Your task is to transcribe all the entries exactly, excluding pictures.

### Given information ###

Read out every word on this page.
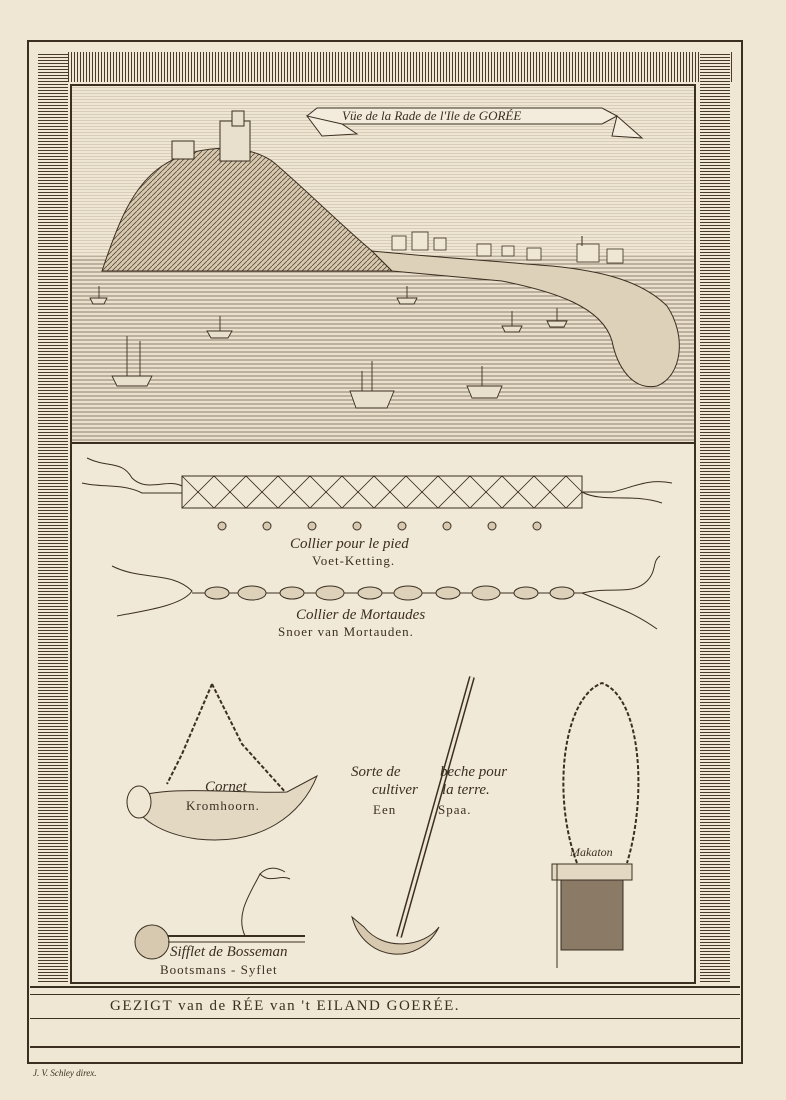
Vüe de la Rade de l'Ile de GORÉE
Collier pour le pied
Voet-Ketting.
Collier de Mortaudes
Snoer van Mortauden.
Cornet
Kromhoorn.
Sorte de	beche pour
cultiver la terre.
Een	Spaa.
Makaton
Sifflet de Bosseman
Bootsmans - Syflet
GEZIGT van de RÉE van 't EILAND GOERÉE.
J. V. Schley direx.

###

◆ **Final result**:
Read out every word on this page.
Vüe de la Rade de l'Ile de GORÉE
Collier pour le pied
Voet-Ketting.
Collier de Mortaudes
Snoer van Mortauden.
Cornet
Kromhoorn.
Sorte de	beche pour
cultiver la terre.
Een	Spaa.
Makaton
Sifflet de Bosseman
Bootsmans - Syflet
GEZIGT van de RÉE van 't EILAND GOERÉE.
J. V. Schley direx.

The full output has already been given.